▶ _SUPPLIED ENTRIES_
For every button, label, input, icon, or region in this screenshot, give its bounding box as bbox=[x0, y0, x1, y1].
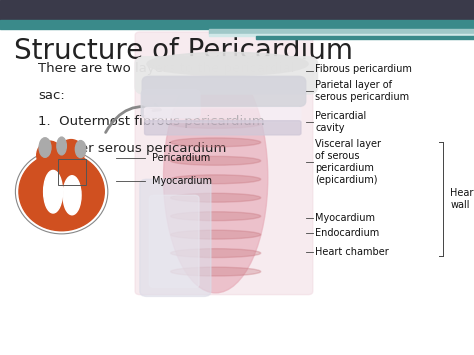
Text: 2.  Inner serous pericardium: 2. Inner serous pericardium bbox=[38, 142, 226, 155]
Text: 1.  Outermost fibrous pericardium: 1. Outermost fibrous pericardium bbox=[38, 115, 264, 129]
Ellipse shape bbox=[171, 193, 261, 202]
Text: Parietal layer of
serous pericardium: Parietal layer of serous pericardium bbox=[315, 80, 410, 102]
Bar bbox=[209, 29, 474, 34]
Text: Fibrous pericardium: Fibrous pericardium bbox=[315, 64, 412, 74]
Text: Myocardium: Myocardium bbox=[152, 176, 212, 186]
FancyBboxPatch shape bbox=[140, 179, 211, 296]
Text: Pericardium: Pericardium bbox=[152, 153, 210, 163]
Text: Endocardium: Endocardium bbox=[315, 228, 380, 237]
Ellipse shape bbox=[171, 248, 261, 258]
FancyBboxPatch shape bbox=[135, 57, 318, 94]
Ellipse shape bbox=[171, 138, 261, 147]
Ellipse shape bbox=[171, 175, 261, 184]
Ellipse shape bbox=[171, 119, 261, 128]
Ellipse shape bbox=[44, 170, 63, 213]
Text: Structure of Pericardium: Structure of Pericardium bbox=[14, 37, 353, 65]
Ellipse shape bbox=[58, 140, 84, 168]
Ellipse shape bbox=[171, 212, 261, 220]
Ellipse shape bbox=[147, 52, 308, 76]
Text: Heart
wall: Heart wall bbox=[450, 187, 474, 210]
Ellipse shape bbox=[171, 267, 261, 276]
Ellipse shape bbox=[164, 62, 268, 293]
Ellipse shape bbox=[171, 230, 261, 239]
FancyBboxPatch shape bbox=[145, 121, 301, 135]
Text: Pericardial
cavity: Pericardial cavity bbox=[315, 111, 366, 133]
Ellipse shape bbox=[19, 153, 104, 231]
FancyBboxPatch shape bbox=[145, 108, 301, 122]
FancyBboxPatch shape bbox=[141, 90, 200, 118]
Ellipse shape bbox=[57, 137, 66, 155]
Ellipse shape bbox=[63, 176, 81, 215]
Bar bbox=[209, 34, 474, 36]
Ellipse shape bbox=[39, 138, 51, 157]
Ellipse shape bbox=[75, 141, 86, 158]
Text: There are two layers to the pericardial: There are two layers to the pericardial bbox=[38, 62, 294, 75]
Ellipse shape bbox=[36, 141, 63, 170]
Bar bbox=[256, 36, 474, 39]
Text: Visceral layer
of serous
pericardium
(epicardium): Visceral layer of serous pericardium (ep… bbox=[315, 138, 381, 185]
FancyBboxPatch shape bbox=[142, 76, 306, 106]
Text: sac:: sac: bbox=[38, 89, 64, 102]
Bar bbox=[0, 20, 474, 29]
FancyBboxPatch shape bbox=[135, 32, 313, 295]
Bar bbox=[0, 0, 474, 20]
Ellipse shape bbox=[171, 156, 261, 165]
Text: Myocardium: Myocardium bbox=[315, 213, 375, 223]
Text: Heart chamber: Heart chamber bbox=[315, 247, 389, 257]
FancyBboxPatch shape bbox=[149, 195, 199, 288]
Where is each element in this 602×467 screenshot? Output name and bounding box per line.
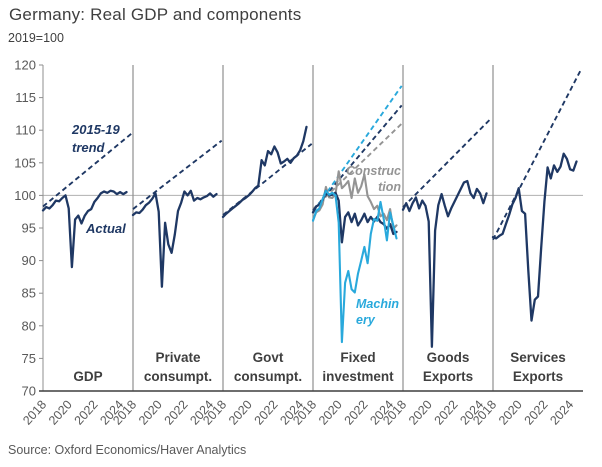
- x-tick-label: 2022: [432, 398, 461, 428]
- x-tick-label: 2020: [136, 398, 165, 428]
- x-tick-label: 2020: [406, 398, 435, 428]
- x-tick-label: 2020: [496, 398, 525, 428]
- y-axis: 70 75 80 85 90 95 100 105 110 115 120: [14, 58, 44, 399]
- x-tick-label: 2022: [72, 398, 101, 428]
- series-line-actual: [41, 189, 128, 269]
- annotation-trend-label: 2015-19: [71, 122, 120, 137]
- annotation-construction-label: Construc: [346, 164, 401, 178]
- panel-caption-line1: Private: [155, 350, 201, 365]
- x-tick-label: 2022: [162, 398, 191, 428]
- panel-caption-line2: Exports: [423, 369, 473, 384]
- trend-line-actual: [42, 132, 133, 208]
- series-line-actual: [131, 189, 218, 288]
- x-tick-label: 2020: [316, 398, 345, 428]
- chart-source: Source: Oxford Economics/Haver Analytics: [8, 443, 247, 457]
- x-tick-label: 2022: [252, 398, 281, 428]
- annotation-actual-label: Actual: [85, 221, 126, 236]
- trend-line-actual: [132, 139, 223, 210]
- x-tick-label: 2024: [547, 398, 576, 428]
- panel-caption-line1: Govt: [253, 350, 284, 365]
- panel-caption-line2: consumpt.: [234, 369, 302, 384]
- panel-caption-line2: investment: [322, 369, 394, 384]
- panel-caption-line1: Fixed: [340, 350, 375, 365]
- x-tick-label: 2020: [226, 398, 255, 428]
- series-line-actual: [401, 179, 488, 348]
- y-tick-label: 105: [14, 155, 36, 170]
- panel-caption-line1: Services: [510, 350, 566, 365]
- y-tick-label: 90: [22, 253, 36, 268]
- trend-line-actual: [492, 67, 583, 241]
- x-tick-label: 2018: [20, 398, 49, 428]
- y-tick-label: 110: [15, 123, 36, 138]
- chart-unit-label: 2019=100: [8, 31, 64, 45]
- y-tick-label: 120: [14, 58, 36, 73]
- y-tick-label: 80: [22, 318, 36, 333]
- annotation-construction-label: tion: [378, 180, 401, 194]
- x-tick-label: 2022: [342, 398, 371, 428]
- y-tick-label: 70: [22, 384, 36, 399]
- panel-caption-line1: Goods: [427, 350, 470, 365]
- y-tick-label: 85: [22, 286, 36, 301]
- chart-title: Germany: Real GDP and components: [9, 5, 302, 24]
- trend-line-actual: [312, 104, 403, 212]
- x-tick-label: 2022: [522, 398, 551, 428]
- annotation-trend-label: trend: [72, 140, 106, 155]
- annotation-machinery-label: ery: [356, 313, 376, 327]
- series-line-actual: [491, 152, 578, 322]
- y-tick-label: 95: [22, 221, 36, 236]
- y-tick-label: 75: [22, 351, 36, 366]
- panel-caption: GDP: [73, 369, 102, 384]
- x-tick-label: 2020: [46, 398, 75, 428]
- annotation-machinery-label: Machin: [356, 297, 399, 311]
- series-line-actual: [221, 125, 308, 219]
- panel-caption-line2: consumpt.: [144, 369, 212, 384]
- y-tick-label: 115: [15, 90, 36, 105]
- trend-line-actual: [402, 117, 493, 208]
- series-line-machinery: [311, 189, 398, 344]
- y-tick-label: 100: [14, 188, 36, 203]
- panel-caption-line2: Exports: [513, 369, 563, 384]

▶ _INSTRUCTION_
Copy every line of the listing above with no changes, and leave out the pictures.

▶ _SOLUTION TO THIS PROBLEM_
For every button, label, input, icon, or region in this screenshot, give its bounding box as bbox=[x0, y0, x1, y1].
Text: 2.  Inner serous pericardium: 2. Inner serous pericardium bbox=[38, 142, 226, 155]
Text: 1.  Outermost fibrous pericardium: 1. Outermost fibrous pericardium bbox=[38, 115, 264, 129]
Ellipse shape bbox=[171, 193, 261, 202]
Text: Parietal layer of
serous pericardium: Parietal layer of serous pericardium bbox=[315, 80, 410, 102]
Bar bbox=[209, 29, 474, 34]
Text: Fibrous pericardium: Fibrous pericardium bbox=[315, 64, 412, 74]
Text: Myocardium: Myocardium bbox=[152, 176, 212, 186]
FancyBboxPatch shape bbox=[140, 179, 211, 296]
Text: Pericardium: Pericardium bbox=[152, 153, 210, 163]
Text: Endocardium: Endocardium bbox=[315, 228, 380, 237]
Ellipse shape bbox=[171, 248, 261, 258]
FancyBboxPatch shape bbox=[135, 57, 318, 94]
Ellipse shape bbox=[171, 138, 261, 147]
Ellipse shape bbox=[171, 175, 261, 184]
Ellipse shape bbox=[171, 119, 261, 128]
Ellipse shape bbox=[44, 170, 63, 213]
Text: Structure of Pericardium: Structure of Pericardium bbox=[14, 37, 353, 65]
Ellipse shape bbox=[58, 140, 84, 168]
Ellipse shape bbox=[171, 212, 261, 220]
Ellipse shape bbox=[147, 52, 308, 76]
Text: Heart
wall: Heart wall bbox=[450, 187, 474, 210]
Ellipse shape bbox=[171, 267, 261, 276]
Ellipse shape bbox=[164, 62, 268, 293]
Ellipse shape bbox=[171, 230, 261, 239]
FancyBboxPatch shape bbox=[145, 121, 301, 135]
Text: Pericardial
cavity: Pericardial cavity bbox=[315, 111, 366, 133]
Ellipse shape bbox=[19, 153, 104, 231]
FancyBboxPatch shape bbox=[145, 108, 301, 122]
FancyBboxPatch shape bbox=[141, 90, 200, 118]
Ellipse shape bbox=[57, 137, 66, 155]
Ellipse shape bbox=[63, 176, 81, 215]
Bar bbox=[209, 34, 474, 36]
Ellipse shape bbox=[39, 138, 51, 157]
Ellipse shape bbox=[75, 141, 86, 158]
Text: There are two layers to the pericardial: There are two layers to the pericardial bbox=[38, 62, 294, 75]
Ellipse shape bbox=[36, 141, 63, 170]
Bar bbox=[256, 36, 474, 39]
Text: Visceral layer
of serous
pericardium
(epicardium): Visceral layer of serous pericardium (ep… bbox=[315, 138, 381, 185]
FancyBboxPatch shape bbox=[142, 76, 306, 106]
Text: sac:: sac: bbox=[38, 89, 64, 102]
Bar bbox=[0, 20, 474, 29]
FancyBboxPatch shape bbox=[135, 32, 313, 295]
Bar bbox=[0, 0, 474, 20]
Ellipse shape bbox=[171, 156, 261, 165]
Text: Myocardium: Myocardium bbox=[315, 213, 375, 223]
Text: Heart chamber: Heart chamber bbox=[315, 247, 389, 257]
FancyBboxPatch shape bbox=[149, 195, 199, 288]
Where is each element in this 602×467 screenshot? Output name and bounding box per line.
- x-tick-label: 2022: [432, 398, 461, 428]
- x-tick-label: 2020: [136, 398, 165, 428]
- x-tick-label: 2020: [406, 398, 435, 428]
- x-tick-label: 2020: [496, 398, 525, 428]
- y-axis: 70 75 80 85 90 95 100 105 110 115 120: [14, 58, 44, 399]
- x-tick-label: 2022: [72, 398, 101, 428]
- series-line-actual: [41, 189, 128, 269]
- annotation-trend-label: 2015-19: [71, 122, 120, 137]
- annotation-construction-label: Construc: [346, 164, 401, 178]
- panel-caption-line1: Private: [155, 350, 201, 365]
- x-tick-label: 2022: [162, 398, 191, 428]
- panel-caption-line2: Exports: [423, 369, 473, 384]
- trend-line-actual: [42, 132, 133, 208]
- series-line-actual: [131, 189, 218, 288]
- x-tick-label: 2020: [316, 398, 345, 428]
- chart-source: Source: Oxford Economics/Haver Analytics: [8, 443, 247, 457]
- x-tick-label: 2022: [252, 398, 281, 428]
- annotation-actual-label: Actual: [85, 221, 126, 236]
- trend-line-actual: [132, 139, 223, 210]
- x-tick-label: 2024: [547, 398, 576, 428]
- panel-caption-line1: Govt: [253, 350, 284, 365]
- panel-caption-line2: consumpt.: [234, 369, 302, 384]
- panel-caption-line2: investment: [322, 369, 394, 384]
- panel-caption-line1: Fixed: [340, 350, 375, 365]
- x-tick-label: 2020: [226, 398, 255, 428]
- series-line-actual: [401, 179, 488, 348]
- y-tick-label: 105: [14, 155, 36, 170]
- panel-caption-line1: Services: [510, 350, 566, 365]
- y-tick-label: 90: [22, 253, 36, 268]
- trend-line-actual: [492, 67, 583, 241]
- x-tick-label: 2018: [20, 398, 49, 428]
- y-tick-label: 110: [15, 123, 36, 138]
- chart-unit-label: 2019=100: [8, 31, 64, 45]
- y-tick-label: 120: [14, 58, 36, 73]
- y-tick-label: 80: [22, 318, 36, 333]
- annotation-construction-label: tion: [378, 180, 401, 194]
- x-tick-label: 2022: [342, 398, 371, 428]
- y-tick-label: 70: [22, 384, 36, 399]
- panel-caption-line1: Goods: [427, 350, 470, 365]
- y-tick-label: 85: [22, 286, 36, 301]
- chart-title: Germany: Real GDP and components: [9, 5, 302, 24]
- trend-line-actual: [312, 104, 403, 212]
- x-tick-label: 2022: [522, 398, 551, 428]
- annotation-trend-label: trend: [72, 140, 106, 155]
- annotation-machinery-label: ery: [356, 313, 376, 327]
- series-line-actual: [491, 152, 578, 322]
- y-tick-label: 95: [22, 221, 36, 236]
- y-tick-label: 75: [22, 351, 36, 366]
- panel-caption: GDP: [73, 369, 102, 384]
- x-tick-label: 2020: [46, 398, 75, 428]
- annotation-machinery-label: Machin: [356, 297, 399, 311]
- series-line-actual: [221, 125, 308, 219]
- panel-caption-line2: consumpt.: [144, 369, 212, 384]
- y-tick-label: 115: [15, 90, 36, 105]
- trend-line-actual: [402, 117, 493, 208]
- series-line-machinery: [311, 189, 398, 344]
- y-tick-label: 100: [14, 188, 36, 203]
- panel-caption-line2: Exports: [513, 369, 563, 384]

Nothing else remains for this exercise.